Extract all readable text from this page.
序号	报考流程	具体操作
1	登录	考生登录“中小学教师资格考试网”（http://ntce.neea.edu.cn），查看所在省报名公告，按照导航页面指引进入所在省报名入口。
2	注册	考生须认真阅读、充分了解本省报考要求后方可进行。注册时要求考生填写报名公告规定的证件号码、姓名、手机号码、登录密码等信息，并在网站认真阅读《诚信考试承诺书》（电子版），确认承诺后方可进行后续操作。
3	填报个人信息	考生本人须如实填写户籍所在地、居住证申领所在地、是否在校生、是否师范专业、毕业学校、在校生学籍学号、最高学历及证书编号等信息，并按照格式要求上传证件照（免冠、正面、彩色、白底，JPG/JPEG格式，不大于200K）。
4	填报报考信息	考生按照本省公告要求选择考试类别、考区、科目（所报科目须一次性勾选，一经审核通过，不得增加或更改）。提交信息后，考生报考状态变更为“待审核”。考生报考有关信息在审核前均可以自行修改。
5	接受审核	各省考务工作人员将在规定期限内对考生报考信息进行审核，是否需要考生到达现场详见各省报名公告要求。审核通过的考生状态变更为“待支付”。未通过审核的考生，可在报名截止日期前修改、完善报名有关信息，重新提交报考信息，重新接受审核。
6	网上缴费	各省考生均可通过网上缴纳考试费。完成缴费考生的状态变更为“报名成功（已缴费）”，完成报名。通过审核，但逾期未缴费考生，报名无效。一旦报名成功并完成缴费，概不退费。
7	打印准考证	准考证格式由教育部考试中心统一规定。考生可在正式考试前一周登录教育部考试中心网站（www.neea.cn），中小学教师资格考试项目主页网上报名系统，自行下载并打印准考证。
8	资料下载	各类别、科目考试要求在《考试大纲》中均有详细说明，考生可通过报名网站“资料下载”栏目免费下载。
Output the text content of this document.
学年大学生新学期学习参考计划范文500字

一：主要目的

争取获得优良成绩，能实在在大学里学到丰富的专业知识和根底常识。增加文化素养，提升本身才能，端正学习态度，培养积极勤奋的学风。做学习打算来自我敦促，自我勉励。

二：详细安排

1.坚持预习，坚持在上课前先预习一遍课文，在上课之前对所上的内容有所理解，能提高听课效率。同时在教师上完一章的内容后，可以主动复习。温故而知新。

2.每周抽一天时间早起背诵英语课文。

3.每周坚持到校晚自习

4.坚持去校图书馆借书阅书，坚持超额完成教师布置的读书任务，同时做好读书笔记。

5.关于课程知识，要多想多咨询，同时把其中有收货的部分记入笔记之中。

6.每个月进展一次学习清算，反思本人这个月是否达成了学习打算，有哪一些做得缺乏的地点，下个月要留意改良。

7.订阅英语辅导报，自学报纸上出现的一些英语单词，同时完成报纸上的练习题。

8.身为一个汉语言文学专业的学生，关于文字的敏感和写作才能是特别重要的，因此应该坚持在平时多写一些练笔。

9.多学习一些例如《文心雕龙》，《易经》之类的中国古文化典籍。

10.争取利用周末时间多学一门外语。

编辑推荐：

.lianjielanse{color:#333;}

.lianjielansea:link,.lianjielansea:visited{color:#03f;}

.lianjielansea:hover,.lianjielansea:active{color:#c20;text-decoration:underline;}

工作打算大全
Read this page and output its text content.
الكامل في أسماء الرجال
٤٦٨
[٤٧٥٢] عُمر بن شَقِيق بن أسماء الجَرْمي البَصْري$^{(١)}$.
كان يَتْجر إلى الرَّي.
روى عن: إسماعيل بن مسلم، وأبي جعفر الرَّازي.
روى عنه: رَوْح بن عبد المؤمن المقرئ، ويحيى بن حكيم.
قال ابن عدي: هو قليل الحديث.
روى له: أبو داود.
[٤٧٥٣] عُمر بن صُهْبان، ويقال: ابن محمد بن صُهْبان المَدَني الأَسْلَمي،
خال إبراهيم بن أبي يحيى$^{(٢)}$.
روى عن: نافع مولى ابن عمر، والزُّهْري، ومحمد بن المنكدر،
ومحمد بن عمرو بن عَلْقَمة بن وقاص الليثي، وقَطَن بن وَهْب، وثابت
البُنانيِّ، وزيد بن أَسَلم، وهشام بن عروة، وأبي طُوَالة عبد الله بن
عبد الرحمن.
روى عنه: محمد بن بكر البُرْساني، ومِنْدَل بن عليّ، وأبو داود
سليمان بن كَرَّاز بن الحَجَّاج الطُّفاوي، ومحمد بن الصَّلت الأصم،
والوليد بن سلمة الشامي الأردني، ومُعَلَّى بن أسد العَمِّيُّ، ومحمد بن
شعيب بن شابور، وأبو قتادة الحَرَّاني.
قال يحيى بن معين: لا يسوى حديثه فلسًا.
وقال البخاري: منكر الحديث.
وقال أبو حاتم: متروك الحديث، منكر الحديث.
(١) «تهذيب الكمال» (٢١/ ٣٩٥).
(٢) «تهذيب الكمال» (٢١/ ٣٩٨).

#### [REQUIRED WORK]
Scan the lines for the string "color". Pick out every line that has it.

#### [SOLUTION FOR THIS EXERCISE]
.lianjielanse{color:#333;}
.lianjielansea:link,.lianjielansea:visited{color:#03f;}
.lianjielansea:hover,.lianjielansea:active{color:#c20;text-decoration:underline;}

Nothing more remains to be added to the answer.